Gather the lines that hold the string "minimum".

• • •

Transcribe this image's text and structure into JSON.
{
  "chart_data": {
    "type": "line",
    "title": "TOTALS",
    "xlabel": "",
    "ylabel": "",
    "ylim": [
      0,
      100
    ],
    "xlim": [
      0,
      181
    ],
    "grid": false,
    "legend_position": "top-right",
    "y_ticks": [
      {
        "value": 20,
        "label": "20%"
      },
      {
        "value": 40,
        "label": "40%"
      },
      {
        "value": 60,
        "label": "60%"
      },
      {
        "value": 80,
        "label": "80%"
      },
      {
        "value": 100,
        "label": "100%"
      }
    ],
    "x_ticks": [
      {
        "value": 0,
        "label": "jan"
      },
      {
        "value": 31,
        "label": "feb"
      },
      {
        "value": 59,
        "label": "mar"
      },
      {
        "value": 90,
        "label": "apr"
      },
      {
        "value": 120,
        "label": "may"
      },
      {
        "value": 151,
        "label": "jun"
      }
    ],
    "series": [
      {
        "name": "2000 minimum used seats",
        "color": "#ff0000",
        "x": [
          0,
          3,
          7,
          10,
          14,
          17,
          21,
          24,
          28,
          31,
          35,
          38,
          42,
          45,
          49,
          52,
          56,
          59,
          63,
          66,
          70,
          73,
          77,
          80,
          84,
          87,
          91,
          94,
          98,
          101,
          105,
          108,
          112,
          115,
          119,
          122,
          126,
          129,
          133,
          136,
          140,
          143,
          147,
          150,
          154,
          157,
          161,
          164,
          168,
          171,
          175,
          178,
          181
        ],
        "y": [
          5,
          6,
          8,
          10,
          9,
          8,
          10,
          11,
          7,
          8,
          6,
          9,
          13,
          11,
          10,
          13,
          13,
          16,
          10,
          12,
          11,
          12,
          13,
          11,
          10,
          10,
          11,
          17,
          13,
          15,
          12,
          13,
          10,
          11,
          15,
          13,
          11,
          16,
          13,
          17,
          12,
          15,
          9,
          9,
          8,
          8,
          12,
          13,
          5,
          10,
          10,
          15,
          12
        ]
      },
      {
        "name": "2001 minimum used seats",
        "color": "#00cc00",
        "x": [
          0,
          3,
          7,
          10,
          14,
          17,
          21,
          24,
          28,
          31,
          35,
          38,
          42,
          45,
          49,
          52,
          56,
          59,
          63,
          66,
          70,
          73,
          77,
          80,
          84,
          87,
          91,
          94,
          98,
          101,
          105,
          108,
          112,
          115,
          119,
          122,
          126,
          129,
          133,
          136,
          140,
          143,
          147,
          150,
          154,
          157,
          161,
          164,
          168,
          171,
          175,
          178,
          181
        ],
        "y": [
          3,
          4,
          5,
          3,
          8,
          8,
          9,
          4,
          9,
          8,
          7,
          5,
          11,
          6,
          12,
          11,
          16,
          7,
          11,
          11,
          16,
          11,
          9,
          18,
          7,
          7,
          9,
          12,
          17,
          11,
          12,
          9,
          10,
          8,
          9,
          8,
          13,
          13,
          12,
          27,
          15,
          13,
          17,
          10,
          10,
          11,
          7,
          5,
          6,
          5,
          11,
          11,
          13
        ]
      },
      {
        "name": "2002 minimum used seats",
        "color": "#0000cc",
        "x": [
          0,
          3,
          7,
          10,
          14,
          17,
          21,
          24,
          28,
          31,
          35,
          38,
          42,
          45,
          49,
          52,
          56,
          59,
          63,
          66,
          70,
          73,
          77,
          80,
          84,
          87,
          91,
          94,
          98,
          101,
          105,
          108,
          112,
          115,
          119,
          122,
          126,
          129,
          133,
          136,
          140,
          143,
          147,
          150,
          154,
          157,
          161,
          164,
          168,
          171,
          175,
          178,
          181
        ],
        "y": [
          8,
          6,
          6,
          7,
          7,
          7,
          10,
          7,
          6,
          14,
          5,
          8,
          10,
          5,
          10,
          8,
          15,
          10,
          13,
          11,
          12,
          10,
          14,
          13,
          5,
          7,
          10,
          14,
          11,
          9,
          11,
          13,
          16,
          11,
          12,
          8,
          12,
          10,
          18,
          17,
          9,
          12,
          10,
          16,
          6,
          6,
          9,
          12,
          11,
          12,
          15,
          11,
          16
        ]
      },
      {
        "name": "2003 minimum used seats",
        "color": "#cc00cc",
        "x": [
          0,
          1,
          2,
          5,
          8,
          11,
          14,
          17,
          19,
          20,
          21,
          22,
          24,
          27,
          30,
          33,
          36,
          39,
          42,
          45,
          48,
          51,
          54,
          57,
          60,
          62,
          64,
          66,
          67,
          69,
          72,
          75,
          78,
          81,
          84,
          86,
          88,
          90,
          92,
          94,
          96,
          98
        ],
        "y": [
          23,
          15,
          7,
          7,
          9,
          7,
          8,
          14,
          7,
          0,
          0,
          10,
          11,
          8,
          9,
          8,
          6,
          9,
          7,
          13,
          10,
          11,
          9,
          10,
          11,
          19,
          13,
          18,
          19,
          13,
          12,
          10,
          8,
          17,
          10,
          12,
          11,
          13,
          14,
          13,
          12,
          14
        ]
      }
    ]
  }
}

• • •

Response to the task:
        "name": "2000 minimum used seats",
        "name": "2001 minimum used seats",
        "name": "2002 minimum used seats",
        "name": "2003 minimum used seats",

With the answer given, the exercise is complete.